_What you are asked to do_. Extract every line that includes the string "number".

Stored data:
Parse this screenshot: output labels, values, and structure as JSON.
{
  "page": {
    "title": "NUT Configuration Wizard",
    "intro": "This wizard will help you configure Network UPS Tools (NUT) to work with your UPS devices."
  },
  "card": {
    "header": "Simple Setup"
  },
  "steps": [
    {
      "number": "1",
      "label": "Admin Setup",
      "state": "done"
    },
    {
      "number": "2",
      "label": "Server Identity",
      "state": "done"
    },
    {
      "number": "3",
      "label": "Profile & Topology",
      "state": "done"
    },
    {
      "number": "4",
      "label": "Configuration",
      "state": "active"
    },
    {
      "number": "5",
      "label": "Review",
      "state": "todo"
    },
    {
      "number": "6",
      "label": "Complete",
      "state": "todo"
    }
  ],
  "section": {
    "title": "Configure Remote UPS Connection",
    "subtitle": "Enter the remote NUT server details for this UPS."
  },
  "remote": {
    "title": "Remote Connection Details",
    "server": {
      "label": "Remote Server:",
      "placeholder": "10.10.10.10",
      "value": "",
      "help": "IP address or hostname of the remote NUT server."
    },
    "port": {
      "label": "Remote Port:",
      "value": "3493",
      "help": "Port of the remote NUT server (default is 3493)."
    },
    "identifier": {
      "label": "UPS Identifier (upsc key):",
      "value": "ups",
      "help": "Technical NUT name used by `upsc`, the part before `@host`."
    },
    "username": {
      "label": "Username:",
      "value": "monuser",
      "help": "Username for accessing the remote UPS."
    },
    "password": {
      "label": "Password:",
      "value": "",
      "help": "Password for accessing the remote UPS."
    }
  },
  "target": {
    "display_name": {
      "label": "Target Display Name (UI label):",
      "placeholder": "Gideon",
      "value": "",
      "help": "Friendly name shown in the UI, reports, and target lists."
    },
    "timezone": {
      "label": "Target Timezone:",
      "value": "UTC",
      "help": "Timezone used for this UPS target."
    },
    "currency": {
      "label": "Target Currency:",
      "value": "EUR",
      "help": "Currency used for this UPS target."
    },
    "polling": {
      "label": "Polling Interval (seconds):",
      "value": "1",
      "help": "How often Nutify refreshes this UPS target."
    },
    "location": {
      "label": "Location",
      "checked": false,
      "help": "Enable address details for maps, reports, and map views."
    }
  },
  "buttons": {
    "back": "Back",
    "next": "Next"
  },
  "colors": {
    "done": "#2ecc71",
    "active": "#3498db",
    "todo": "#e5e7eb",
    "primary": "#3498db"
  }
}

_Right answer_.
      "number": "1",
      "number": "2",
      "number": "3",
      "number": "4",
      "number": "5",
      "number": "6",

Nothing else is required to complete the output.